▶ RECORDS TO PROCESS
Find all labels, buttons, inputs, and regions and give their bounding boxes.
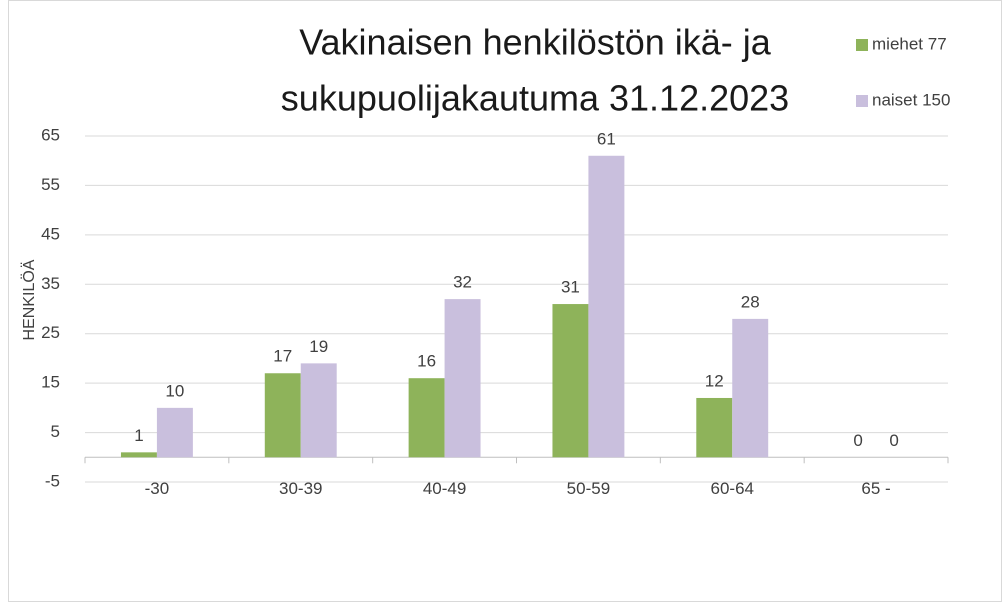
bar [732,318,769,458]
data-label: 1 [134,426,143,445]
legend-label: miehet 77 [872,34,947,53]
data-label: 0 [853,431,862,450]
bar [156,407,193,458]
x-tick-label: 40-49 [423,479,466,498]
y-tick-label: 35 [41,274,60,293]
y-tick-label: 25 [41,323,60,342]
chart-frame [8,0,1002,602]
bar [264,373,301,458]
bar [120,452,157,458]
data-label: 0 [889,431,898,450]
bar [444,299,481,458]
chart-title: sukupuolijakautuma 31.12.2023 [281,78,789,119]
bar [696,397,733,458]
legend-swatch [856,95,868,107]
chart-title: Vakinaisen henkilöstön ikä- ja [299,22,772,63]
data-label: 32 [453,273,472,292]
legend-swatch [856,39,868,51]
bar [552,304,589,458]
y-tick-label: 15 [41,373,60,392]
bar [300,363,337,458]
x-tick-label: 65 - [861,479,890,498]
y-tick-label: -5 [45,471,60,490]
data-label: 61 [597,129,616,148]
x-tick-label: 60-64 [711,479,754,498]
data-label: 16 [417,352,436,371]
y-tick-label: 5 [51,422,60,441]
x-tick-label: 50-59 [567,479,610,498]
data-label: 19 [309,337,328,356]
bar [588,155,625,458]
data-label: 31 [561,278,580,297]
y-axis-label: HENKILÖÄ [20,259,38,340]
y-tick-label: 65 [41,125,60,144]
legend-label: naiset 150 [872,90,950,109]
y-tick-label: 55 [41,175,60,194]
x-tick-label: 30-39 [279,479,322,498]
y-tick-label: 45 [41,224,60,243]
bar [408,378,445,458]
data-label: 10 [165,381,184,400]
data-label: 12 [705,371,724,390]
data-label: 17 [273,347,292,366]
x-tick-label: -30 [145,479,170,498]
data-label: 28 [741,292,760,311]
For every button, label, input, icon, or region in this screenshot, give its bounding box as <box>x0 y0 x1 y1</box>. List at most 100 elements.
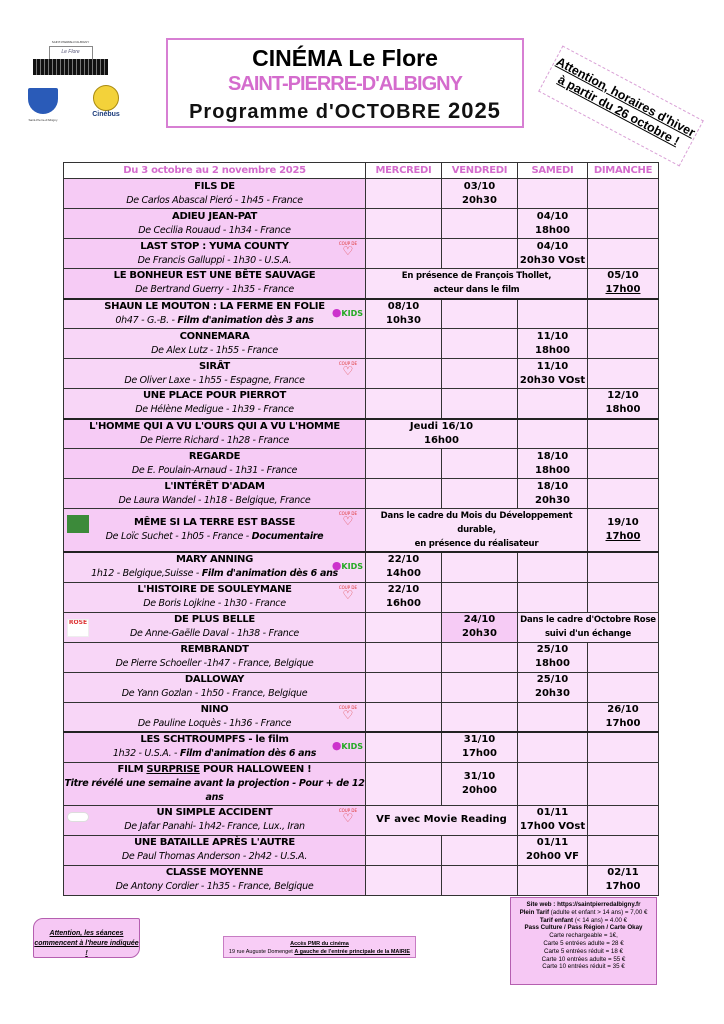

▶ WHAT THE TASK ASKS
Rewrite the entries from the line with "bar [732,318,769,458]" up to and including the line with "bar [696,397,733,458]", changing "data-label" to "value-label" and keeping everything else the same. Return only those lines.

▶ RESULT OF THE TASK
bar [732,318,769,458]
value-label: 1 [134,426,143,445]
legend-label: miehet 77 [872,34,947,53]
value-label: 0 [853,431,862,450]
bar [156,407,193,458]
x-tick-label: 40-49 [423,479,466,498]
y-tick-label: 35 [41,274,60,293]
y-tick-label: 25 [41,323,60,342]
chart-frame [8,0,1002,602]
bar [264,373,301,458]
bar [120,452,157,458]
value-label: 0 [889,431,898,450]
bar [444,299,481,458]
chart-title: sukupuolijakautuma 31.12.2023 [281,78,789,119]
bar [696,397,733,458]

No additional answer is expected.